* Records about charts and figures:
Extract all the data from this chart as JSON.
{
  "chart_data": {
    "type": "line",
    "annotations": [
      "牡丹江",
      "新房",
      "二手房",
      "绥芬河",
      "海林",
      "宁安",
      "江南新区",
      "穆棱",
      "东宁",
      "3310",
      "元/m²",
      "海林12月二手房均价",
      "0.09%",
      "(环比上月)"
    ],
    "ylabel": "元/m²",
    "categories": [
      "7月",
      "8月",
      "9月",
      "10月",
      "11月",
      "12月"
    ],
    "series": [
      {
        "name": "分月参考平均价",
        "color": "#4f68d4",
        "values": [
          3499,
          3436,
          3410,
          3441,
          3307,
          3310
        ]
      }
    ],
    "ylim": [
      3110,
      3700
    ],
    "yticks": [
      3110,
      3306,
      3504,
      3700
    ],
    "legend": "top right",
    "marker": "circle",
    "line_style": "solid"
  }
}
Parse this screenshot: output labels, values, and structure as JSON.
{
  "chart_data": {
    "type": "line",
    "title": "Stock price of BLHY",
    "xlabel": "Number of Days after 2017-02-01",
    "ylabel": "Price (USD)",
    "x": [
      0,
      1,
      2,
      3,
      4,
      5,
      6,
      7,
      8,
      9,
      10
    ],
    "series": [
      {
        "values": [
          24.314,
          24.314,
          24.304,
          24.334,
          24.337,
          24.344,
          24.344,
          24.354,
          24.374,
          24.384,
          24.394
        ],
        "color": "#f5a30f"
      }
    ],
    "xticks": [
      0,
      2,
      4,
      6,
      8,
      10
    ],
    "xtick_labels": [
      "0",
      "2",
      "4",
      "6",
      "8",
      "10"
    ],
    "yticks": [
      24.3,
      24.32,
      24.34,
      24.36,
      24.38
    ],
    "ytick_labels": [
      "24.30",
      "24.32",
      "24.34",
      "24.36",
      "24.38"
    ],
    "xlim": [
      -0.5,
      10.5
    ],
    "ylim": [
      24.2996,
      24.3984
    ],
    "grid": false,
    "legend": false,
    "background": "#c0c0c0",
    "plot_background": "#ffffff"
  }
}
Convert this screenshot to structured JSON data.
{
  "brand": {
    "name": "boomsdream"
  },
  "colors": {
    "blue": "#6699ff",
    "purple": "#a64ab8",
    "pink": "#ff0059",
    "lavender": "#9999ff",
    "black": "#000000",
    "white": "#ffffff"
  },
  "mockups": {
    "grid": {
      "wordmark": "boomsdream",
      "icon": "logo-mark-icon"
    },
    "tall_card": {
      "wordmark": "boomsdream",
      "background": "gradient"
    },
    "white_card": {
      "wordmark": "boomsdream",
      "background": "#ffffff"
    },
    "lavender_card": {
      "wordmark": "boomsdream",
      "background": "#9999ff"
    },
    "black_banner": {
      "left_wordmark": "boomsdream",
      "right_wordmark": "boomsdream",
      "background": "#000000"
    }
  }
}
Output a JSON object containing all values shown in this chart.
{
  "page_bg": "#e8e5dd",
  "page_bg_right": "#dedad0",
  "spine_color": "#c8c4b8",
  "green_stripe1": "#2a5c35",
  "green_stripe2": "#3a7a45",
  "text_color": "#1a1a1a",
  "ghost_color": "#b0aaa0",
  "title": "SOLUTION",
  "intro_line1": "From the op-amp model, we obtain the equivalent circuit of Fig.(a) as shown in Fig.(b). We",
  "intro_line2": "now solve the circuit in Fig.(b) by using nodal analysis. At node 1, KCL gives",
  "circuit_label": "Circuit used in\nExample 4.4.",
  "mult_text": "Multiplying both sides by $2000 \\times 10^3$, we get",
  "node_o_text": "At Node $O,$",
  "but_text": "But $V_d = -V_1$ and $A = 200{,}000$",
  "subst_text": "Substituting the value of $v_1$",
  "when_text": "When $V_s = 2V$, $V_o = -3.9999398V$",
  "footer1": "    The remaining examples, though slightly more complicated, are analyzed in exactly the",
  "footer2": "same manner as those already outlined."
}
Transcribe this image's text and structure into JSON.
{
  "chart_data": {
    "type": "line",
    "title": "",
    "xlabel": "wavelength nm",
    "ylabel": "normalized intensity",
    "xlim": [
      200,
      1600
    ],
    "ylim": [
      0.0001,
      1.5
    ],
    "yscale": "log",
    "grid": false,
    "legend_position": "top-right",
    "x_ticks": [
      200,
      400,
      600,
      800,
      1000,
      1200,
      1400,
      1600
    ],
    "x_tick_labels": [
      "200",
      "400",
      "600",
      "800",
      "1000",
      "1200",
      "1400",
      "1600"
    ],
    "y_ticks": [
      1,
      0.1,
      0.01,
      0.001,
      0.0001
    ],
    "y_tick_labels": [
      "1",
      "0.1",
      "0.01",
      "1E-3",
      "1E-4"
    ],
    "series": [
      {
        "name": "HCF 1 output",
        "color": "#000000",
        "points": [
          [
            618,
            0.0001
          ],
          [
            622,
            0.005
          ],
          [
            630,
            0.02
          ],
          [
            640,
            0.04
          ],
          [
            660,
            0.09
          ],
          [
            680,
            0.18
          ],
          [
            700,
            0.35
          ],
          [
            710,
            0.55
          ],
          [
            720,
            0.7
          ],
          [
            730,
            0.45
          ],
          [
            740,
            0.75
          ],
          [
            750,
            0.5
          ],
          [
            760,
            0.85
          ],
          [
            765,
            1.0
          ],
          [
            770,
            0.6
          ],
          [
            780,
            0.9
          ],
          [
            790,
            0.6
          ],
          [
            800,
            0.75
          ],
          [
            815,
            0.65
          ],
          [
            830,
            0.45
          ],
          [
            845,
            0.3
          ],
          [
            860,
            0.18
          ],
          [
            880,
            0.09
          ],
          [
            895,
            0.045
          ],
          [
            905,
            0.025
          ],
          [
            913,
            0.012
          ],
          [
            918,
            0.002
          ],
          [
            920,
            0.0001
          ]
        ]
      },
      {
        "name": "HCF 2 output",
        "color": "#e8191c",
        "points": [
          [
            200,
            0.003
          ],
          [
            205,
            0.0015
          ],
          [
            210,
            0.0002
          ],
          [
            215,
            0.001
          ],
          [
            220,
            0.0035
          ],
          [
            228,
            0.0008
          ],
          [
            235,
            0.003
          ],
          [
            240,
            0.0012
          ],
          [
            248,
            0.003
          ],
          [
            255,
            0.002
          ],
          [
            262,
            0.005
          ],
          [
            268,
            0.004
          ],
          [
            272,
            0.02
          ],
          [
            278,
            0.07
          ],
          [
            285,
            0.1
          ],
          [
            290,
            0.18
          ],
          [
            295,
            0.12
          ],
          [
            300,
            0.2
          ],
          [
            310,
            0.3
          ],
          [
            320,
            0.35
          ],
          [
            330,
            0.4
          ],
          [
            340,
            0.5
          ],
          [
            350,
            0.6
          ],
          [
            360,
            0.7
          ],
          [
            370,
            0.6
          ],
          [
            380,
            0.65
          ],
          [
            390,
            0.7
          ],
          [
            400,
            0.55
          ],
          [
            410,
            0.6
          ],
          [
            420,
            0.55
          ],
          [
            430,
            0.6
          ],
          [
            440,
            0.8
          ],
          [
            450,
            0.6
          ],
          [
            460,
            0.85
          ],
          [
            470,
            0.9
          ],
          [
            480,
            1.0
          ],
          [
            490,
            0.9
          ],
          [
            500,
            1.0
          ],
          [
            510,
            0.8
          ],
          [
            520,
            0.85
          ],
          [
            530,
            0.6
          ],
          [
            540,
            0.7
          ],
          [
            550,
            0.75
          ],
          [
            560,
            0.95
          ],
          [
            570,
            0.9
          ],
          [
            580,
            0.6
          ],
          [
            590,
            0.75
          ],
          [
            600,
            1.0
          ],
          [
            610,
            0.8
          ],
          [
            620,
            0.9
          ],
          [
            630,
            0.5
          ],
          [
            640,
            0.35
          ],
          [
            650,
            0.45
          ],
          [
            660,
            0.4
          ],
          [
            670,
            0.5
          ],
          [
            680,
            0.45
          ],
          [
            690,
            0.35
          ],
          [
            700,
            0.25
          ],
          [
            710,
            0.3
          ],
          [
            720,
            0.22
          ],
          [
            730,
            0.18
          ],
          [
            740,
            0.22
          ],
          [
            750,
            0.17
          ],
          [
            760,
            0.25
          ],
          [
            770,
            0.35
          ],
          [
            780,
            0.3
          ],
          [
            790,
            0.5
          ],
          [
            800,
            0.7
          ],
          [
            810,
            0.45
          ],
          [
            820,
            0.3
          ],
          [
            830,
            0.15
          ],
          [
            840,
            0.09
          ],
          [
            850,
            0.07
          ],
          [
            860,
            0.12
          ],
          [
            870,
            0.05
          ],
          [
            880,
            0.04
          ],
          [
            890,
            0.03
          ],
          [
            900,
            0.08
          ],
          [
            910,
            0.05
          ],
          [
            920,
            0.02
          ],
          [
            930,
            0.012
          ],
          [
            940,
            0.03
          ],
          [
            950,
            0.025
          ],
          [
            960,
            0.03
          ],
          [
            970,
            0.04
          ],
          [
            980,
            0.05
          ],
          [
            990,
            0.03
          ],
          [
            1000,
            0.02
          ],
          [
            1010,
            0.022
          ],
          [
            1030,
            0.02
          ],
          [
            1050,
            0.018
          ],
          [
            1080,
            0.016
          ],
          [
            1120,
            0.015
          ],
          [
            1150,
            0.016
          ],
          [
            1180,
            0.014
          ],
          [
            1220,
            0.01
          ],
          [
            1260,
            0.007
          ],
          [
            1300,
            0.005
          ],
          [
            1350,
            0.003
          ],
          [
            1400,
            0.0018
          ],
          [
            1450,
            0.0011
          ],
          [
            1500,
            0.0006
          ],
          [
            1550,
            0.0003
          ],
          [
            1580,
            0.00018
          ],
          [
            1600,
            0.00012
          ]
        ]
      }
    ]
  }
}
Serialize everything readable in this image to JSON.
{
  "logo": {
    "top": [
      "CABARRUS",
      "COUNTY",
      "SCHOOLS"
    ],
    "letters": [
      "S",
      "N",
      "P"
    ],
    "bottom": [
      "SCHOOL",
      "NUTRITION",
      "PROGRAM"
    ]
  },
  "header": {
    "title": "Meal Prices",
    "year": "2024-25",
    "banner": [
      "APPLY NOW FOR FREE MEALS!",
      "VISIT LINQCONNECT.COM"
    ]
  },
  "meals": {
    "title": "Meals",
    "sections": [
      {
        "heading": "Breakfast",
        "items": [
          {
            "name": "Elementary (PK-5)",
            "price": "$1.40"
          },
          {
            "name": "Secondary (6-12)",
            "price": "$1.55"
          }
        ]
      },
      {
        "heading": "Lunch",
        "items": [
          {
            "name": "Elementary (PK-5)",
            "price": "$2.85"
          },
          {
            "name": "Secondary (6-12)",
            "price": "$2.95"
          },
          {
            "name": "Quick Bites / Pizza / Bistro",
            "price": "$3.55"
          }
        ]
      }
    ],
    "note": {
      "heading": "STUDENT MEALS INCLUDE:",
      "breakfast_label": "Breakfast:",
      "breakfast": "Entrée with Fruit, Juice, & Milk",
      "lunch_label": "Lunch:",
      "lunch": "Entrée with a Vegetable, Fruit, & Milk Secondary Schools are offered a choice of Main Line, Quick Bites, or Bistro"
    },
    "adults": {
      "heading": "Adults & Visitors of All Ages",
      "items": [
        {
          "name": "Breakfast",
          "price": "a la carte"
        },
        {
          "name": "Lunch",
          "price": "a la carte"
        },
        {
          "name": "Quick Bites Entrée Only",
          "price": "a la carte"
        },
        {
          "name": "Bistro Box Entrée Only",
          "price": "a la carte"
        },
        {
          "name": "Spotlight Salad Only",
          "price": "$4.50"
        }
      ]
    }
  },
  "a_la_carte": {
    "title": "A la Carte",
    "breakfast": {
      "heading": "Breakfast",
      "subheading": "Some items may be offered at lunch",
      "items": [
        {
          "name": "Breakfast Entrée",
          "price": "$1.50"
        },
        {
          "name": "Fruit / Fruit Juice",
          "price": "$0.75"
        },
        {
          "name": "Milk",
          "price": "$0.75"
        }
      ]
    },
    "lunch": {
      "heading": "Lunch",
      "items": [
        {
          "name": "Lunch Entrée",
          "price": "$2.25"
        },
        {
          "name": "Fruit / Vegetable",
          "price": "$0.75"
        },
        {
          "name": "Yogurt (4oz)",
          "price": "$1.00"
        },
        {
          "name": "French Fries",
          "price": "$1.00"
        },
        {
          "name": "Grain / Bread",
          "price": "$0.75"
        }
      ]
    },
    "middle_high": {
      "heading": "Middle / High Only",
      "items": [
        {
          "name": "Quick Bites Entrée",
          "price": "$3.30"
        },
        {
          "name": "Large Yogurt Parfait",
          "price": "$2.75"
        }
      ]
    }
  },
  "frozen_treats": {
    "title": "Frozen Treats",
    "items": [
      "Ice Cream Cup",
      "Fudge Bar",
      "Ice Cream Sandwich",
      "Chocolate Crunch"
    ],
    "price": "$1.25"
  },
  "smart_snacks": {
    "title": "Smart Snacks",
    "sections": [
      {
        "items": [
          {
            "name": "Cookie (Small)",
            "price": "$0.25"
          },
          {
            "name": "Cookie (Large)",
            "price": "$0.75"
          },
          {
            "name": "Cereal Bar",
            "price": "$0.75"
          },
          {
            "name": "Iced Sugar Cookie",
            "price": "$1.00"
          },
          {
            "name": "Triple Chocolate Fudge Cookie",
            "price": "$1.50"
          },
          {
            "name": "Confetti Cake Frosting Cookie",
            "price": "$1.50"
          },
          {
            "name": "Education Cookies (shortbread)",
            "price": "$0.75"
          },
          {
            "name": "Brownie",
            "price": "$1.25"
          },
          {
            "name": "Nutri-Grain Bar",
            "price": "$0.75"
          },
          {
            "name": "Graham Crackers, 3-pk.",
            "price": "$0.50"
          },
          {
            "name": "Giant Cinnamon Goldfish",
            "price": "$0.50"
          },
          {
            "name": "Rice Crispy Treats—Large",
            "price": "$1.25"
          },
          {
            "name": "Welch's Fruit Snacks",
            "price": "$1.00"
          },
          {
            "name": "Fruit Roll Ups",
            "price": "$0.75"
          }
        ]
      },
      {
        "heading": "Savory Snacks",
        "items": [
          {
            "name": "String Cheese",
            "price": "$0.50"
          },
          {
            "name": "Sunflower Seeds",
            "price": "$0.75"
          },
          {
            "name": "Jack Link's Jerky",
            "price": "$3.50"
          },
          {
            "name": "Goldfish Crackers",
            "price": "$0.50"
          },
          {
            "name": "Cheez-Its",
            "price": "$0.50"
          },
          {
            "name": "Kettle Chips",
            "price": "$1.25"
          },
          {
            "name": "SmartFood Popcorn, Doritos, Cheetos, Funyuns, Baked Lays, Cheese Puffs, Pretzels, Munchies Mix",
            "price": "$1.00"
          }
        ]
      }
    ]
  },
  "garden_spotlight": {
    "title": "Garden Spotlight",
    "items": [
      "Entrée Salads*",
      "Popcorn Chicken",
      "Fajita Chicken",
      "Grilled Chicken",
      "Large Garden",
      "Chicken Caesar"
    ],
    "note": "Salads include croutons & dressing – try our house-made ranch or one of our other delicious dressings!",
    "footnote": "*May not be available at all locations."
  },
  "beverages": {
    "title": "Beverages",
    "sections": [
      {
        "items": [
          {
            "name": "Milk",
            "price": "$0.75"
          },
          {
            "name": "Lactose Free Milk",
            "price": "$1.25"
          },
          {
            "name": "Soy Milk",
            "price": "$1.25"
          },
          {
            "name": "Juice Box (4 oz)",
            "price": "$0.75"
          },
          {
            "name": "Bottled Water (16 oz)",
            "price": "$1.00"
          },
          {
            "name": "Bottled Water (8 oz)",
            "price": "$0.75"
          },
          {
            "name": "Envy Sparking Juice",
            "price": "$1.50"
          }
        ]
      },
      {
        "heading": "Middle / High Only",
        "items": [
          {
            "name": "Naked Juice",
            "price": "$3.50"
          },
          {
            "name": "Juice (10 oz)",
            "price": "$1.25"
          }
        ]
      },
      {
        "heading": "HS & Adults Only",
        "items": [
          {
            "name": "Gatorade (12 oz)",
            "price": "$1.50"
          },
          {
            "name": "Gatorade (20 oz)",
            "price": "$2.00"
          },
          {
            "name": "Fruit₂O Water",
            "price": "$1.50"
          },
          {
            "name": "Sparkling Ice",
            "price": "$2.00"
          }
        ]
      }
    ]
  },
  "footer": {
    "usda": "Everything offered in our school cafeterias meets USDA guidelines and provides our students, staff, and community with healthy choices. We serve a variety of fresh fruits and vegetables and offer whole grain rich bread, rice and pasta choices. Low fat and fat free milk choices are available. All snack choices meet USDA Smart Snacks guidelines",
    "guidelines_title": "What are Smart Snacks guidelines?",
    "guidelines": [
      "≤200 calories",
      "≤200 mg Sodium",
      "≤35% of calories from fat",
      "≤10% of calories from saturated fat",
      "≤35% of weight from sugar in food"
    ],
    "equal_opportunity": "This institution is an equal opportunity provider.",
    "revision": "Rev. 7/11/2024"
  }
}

* Job: Return every line containing "Bistro".

* Output of the task:
            "name": "Quick Bites / Pizza / Bistro",
      "lunch": "Entrée with a Vegetable, Fruit, & Milk Secondary Schools are offered a choice of Main Line, Quick Bites, or Bistro"
          "name": "Bistro Box Entrée Only",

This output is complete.